**Exercise brief**: In the data, extract each line that holds the string "Racławówka".

**Information given**:

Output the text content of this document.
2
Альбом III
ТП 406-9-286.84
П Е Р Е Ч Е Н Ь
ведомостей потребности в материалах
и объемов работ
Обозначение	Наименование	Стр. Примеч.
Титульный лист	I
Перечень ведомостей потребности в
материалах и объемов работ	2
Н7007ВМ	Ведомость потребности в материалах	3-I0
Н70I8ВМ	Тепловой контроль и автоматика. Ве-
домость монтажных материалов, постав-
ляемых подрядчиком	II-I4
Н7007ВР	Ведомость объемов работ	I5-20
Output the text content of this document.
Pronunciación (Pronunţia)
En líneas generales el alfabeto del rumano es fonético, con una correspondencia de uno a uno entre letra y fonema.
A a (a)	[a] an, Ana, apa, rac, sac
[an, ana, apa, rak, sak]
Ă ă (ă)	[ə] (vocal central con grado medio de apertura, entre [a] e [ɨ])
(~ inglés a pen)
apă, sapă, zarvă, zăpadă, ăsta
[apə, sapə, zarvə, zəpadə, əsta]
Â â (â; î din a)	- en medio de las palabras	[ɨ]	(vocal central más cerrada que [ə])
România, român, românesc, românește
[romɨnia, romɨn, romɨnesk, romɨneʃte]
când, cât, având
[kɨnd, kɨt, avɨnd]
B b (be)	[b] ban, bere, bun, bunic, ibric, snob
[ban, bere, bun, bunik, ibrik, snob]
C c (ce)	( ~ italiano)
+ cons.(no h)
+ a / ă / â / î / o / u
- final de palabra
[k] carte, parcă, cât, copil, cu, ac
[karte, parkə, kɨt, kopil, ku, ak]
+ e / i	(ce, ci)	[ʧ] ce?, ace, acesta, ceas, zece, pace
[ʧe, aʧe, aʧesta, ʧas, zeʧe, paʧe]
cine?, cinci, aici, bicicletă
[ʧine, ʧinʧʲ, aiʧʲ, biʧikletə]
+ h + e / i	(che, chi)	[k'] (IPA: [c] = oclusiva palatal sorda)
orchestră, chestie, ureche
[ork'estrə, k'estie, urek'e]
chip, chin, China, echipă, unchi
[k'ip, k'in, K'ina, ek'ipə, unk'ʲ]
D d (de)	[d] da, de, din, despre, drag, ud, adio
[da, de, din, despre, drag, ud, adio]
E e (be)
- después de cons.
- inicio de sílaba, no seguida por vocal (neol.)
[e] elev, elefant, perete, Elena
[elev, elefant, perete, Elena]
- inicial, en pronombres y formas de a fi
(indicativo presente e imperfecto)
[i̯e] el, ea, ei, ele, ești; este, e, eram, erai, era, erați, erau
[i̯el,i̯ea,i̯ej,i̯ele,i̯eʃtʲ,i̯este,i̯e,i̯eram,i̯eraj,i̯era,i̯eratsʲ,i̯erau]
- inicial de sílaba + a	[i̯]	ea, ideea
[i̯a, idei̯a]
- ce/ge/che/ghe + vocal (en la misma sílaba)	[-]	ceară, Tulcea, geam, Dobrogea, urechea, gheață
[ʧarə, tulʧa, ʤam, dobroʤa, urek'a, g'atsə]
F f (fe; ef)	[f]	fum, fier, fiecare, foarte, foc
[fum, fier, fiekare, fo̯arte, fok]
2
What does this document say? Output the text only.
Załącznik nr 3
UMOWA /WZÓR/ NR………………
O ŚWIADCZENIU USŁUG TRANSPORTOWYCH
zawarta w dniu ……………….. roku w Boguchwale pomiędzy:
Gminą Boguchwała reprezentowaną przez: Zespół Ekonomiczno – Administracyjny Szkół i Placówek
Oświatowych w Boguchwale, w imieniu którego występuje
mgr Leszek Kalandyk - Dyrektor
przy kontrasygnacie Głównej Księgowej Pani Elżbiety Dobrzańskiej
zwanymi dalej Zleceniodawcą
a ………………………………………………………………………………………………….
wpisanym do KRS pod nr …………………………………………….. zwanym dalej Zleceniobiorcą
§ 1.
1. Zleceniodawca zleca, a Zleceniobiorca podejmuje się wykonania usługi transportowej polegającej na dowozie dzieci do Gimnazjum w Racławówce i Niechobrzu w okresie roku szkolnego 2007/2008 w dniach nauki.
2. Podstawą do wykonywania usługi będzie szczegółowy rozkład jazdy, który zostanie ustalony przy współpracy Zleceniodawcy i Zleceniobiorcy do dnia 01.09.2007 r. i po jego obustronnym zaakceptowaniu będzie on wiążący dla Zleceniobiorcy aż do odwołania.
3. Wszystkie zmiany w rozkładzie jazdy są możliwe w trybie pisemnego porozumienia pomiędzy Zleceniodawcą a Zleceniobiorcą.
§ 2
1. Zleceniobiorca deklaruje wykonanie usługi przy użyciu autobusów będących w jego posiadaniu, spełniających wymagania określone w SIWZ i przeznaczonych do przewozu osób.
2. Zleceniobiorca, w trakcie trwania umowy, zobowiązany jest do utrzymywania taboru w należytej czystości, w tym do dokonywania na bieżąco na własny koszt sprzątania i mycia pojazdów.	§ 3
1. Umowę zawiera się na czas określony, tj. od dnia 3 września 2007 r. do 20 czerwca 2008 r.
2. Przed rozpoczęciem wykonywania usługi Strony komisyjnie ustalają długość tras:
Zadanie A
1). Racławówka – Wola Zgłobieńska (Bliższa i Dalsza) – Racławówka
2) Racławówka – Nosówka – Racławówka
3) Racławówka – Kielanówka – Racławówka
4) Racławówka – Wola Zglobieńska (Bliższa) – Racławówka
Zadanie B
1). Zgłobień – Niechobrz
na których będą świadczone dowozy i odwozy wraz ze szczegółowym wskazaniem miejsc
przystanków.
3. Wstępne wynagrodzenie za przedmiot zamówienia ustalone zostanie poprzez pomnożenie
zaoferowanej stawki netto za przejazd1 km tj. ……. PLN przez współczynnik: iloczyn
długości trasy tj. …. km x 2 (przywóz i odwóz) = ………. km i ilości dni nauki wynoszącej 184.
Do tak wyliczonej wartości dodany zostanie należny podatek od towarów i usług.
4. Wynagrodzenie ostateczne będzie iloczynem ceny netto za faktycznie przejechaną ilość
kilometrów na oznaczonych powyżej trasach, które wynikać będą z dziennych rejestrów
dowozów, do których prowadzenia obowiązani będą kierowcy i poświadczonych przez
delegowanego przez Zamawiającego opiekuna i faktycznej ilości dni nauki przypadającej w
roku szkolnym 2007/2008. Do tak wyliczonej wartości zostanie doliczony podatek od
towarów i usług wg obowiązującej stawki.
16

**Task response**:
1). Racławówka – Wola Zgłobieńska (Bliższa i Dalsza) – Racławówka
2) Racławówka – Nosówka – Racławówka
3) Racławówka – Kielanówka – Racławówka
4) Racławówka – Wola Zglobieńska (Bliższa) – Racławówka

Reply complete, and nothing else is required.